(Excerpts from a figure dataset)

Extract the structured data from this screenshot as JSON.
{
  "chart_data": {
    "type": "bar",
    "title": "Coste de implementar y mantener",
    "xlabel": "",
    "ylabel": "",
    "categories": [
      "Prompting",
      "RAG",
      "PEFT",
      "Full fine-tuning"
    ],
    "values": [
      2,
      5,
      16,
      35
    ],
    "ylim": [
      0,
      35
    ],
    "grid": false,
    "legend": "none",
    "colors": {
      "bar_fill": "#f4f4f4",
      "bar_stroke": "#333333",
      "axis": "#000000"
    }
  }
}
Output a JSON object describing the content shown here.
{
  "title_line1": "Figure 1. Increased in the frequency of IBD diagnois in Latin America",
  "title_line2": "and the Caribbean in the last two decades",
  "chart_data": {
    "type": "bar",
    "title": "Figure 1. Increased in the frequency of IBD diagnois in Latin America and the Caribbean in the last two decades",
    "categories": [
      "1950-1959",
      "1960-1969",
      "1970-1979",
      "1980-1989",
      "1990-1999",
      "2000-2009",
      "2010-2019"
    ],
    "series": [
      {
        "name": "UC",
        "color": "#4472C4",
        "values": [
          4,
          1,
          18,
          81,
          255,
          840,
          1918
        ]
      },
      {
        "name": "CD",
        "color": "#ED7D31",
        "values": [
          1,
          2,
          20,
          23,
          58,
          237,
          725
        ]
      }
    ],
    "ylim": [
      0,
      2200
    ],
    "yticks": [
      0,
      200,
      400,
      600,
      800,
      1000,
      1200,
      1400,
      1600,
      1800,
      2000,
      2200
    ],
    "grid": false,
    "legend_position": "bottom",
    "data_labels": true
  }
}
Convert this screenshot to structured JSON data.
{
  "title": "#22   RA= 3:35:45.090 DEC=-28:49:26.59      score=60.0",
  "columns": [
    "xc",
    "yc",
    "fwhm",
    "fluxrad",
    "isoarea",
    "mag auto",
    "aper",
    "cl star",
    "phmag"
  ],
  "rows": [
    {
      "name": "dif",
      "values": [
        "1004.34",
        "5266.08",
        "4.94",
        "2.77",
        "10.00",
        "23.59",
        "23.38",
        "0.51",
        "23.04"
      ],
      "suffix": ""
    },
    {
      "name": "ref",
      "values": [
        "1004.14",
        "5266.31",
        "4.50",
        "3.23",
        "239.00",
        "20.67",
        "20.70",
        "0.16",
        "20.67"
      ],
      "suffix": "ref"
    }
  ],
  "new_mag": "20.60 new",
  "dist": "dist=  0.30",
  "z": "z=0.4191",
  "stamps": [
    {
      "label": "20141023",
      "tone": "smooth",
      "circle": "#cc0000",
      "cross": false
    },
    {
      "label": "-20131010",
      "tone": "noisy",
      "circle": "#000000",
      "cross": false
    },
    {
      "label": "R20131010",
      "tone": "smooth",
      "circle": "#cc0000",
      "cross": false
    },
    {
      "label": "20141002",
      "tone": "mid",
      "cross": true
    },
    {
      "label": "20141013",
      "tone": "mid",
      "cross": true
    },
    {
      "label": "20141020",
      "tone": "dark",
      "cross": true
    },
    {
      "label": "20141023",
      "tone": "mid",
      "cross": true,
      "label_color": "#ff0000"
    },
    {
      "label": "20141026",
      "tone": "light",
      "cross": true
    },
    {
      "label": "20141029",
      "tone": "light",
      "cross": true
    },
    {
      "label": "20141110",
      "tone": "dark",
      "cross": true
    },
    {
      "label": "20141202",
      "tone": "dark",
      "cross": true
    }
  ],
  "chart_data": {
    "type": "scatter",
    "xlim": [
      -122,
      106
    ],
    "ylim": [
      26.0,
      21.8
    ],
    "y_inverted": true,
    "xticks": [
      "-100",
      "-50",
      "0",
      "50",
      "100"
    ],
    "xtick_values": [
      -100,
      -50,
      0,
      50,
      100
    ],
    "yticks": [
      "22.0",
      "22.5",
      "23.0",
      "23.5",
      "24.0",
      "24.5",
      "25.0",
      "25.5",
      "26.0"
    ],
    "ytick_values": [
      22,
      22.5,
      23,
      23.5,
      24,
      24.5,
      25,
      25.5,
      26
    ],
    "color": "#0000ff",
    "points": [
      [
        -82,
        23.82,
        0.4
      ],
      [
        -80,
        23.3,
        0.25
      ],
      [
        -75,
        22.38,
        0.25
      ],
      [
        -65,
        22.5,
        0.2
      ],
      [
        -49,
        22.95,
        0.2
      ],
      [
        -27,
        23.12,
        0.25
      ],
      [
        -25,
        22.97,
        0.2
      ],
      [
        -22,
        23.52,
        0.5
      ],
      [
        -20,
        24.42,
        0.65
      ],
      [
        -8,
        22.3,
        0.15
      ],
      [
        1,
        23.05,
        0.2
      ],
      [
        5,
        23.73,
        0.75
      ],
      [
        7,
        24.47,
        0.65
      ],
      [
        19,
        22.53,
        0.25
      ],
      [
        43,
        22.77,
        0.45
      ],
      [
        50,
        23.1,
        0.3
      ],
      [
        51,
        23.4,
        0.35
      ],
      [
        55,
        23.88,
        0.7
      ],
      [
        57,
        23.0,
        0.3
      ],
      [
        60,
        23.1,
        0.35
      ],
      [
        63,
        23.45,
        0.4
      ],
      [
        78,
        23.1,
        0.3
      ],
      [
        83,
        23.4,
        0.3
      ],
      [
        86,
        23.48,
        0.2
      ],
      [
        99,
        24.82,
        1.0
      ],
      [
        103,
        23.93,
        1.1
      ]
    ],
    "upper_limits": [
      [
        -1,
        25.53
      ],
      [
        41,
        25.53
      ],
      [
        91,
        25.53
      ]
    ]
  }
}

EXERCISE AIM: Collect the complete line wherever the string "screenshot" appears in the records.

FINISHED EXERCISE:
Extract the structured data from this screenshot as JSON.
Convert this screenshot to structured JSON data.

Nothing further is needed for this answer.